◆ **What this task involves**:
Check each line of the listing, and copy it if it contains the word "hōng".

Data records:
begin

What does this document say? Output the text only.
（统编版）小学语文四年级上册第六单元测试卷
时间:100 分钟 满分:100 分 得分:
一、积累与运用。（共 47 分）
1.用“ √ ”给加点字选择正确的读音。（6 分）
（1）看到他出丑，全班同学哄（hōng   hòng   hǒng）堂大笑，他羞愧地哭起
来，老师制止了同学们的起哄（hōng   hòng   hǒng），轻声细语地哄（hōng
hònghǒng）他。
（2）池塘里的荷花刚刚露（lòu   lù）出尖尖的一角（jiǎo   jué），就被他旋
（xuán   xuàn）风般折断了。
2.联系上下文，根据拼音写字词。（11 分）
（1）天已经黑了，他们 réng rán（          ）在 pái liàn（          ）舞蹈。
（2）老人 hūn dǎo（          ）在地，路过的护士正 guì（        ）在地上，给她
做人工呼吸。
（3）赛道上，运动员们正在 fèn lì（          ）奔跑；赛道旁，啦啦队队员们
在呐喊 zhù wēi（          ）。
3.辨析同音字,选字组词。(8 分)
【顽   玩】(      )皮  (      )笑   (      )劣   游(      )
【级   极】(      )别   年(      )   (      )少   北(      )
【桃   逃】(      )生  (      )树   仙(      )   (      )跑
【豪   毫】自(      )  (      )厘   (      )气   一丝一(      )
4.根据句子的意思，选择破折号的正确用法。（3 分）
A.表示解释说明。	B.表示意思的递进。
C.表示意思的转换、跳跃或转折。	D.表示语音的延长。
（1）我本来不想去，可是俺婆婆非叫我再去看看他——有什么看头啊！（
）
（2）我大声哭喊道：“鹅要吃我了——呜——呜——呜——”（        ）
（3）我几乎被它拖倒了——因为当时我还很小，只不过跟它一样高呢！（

end

◆ **The reply**:
（1）看到他出丑，全班同学哄（hōng   hòng   hǒng）堂大笑，他羞愧地哭起
来，老师制止了同学们的起哄（hōng   hòng   hǒng），轻声细语地哄（hōng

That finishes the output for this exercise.